§ **Goal of the exercise**
In the material below, the lines containing the word "this" are required; copy each of them.

§ **Excerpted data**

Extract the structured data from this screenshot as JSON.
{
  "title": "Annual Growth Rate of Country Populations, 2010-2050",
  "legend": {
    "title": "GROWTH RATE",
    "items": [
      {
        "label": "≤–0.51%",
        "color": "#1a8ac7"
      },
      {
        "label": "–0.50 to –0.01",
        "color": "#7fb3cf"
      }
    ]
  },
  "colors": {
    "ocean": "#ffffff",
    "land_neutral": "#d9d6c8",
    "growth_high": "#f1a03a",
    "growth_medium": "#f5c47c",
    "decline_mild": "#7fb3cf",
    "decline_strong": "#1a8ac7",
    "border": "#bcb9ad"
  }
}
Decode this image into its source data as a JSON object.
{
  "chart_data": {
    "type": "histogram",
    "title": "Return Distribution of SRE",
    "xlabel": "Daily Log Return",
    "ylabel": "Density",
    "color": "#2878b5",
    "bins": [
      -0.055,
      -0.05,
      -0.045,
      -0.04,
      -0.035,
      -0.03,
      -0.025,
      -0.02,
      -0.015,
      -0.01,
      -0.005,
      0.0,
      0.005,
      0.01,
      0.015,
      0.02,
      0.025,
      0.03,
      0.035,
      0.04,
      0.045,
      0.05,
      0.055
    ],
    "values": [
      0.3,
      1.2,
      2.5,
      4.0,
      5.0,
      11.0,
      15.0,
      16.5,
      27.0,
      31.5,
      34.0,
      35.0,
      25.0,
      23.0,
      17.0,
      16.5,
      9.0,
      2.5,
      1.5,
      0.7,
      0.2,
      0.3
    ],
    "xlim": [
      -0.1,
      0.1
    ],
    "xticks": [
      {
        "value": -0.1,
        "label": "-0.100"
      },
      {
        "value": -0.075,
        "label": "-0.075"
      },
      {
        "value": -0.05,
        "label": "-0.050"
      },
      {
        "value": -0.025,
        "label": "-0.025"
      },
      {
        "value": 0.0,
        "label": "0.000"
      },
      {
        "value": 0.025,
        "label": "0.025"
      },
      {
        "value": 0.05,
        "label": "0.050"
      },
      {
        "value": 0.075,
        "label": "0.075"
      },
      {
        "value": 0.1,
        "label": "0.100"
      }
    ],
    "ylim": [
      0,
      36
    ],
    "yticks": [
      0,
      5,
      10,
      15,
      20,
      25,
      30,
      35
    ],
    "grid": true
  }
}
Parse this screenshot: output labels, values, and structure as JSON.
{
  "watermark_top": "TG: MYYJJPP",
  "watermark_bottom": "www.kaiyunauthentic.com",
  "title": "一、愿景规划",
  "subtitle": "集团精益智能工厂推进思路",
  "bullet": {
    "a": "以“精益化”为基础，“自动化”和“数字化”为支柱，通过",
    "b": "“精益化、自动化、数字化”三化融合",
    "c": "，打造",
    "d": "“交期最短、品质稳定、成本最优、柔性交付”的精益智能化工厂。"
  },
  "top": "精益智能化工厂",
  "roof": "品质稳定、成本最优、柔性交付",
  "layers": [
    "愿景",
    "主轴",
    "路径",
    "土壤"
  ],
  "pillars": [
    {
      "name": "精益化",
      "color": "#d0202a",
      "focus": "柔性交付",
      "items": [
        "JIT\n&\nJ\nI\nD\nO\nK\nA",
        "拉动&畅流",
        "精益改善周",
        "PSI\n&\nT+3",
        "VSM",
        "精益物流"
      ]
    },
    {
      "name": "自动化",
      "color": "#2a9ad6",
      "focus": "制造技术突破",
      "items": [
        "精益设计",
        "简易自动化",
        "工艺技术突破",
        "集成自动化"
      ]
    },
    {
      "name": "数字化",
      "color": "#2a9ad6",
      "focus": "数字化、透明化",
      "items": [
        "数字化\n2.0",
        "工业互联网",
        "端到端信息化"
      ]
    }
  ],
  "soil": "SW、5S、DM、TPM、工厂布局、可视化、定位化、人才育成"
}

§ **Complete answer**
Extract the structured data from this screenshot as JSON.
Decode this image into its source data as a JSON object.
Parse this screenshot: output labels, values, and structure as JSON.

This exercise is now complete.